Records
___

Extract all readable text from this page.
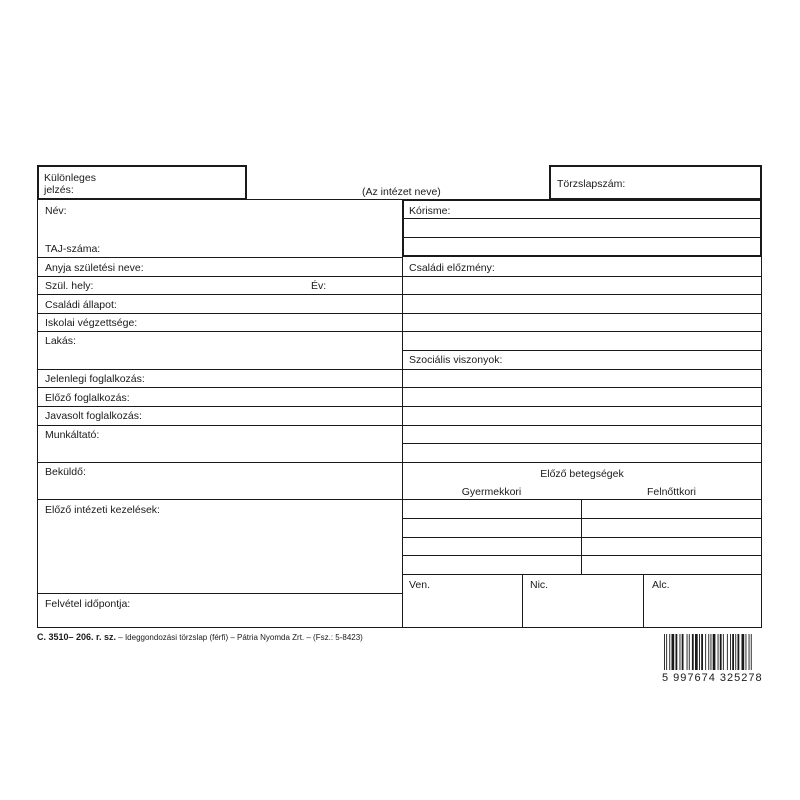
Különleges
jelzés:	(Az intézet neve)
Törzslapszám:
Név:
TAJ-száma:
Anyja születési neve:
Szül. hely:	Év:
Családi állapot:
Iskolai végzettsége:
Lakás:
Jelenlegi foglalkozás:
Előző foglalkozás:
Javasolt foglalkozás:
Munkáltató:
Beküldő:
Előző intézeti kezelések:
Felvétel időpontja:
Kórisme:
Családi előzmény:
Szociális viszonyok:
Előző betegségek
Gyermekkori	Felnőttkori
Ven.	Nic.	Alc.
C. 3510– 206. r. sz. – Ideggondozási törzslap (férfi) – Pátria Nyomda Zrt. – (Fsz.: 5-8423)
5 997674 325278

___

GOAL: Find every line in the records above that contains the word "Előző", and copy each one.

RESULT FOR THIS TASK:
Előző foglalkozás:
Előző intézeti kezelések:
Előző betegségek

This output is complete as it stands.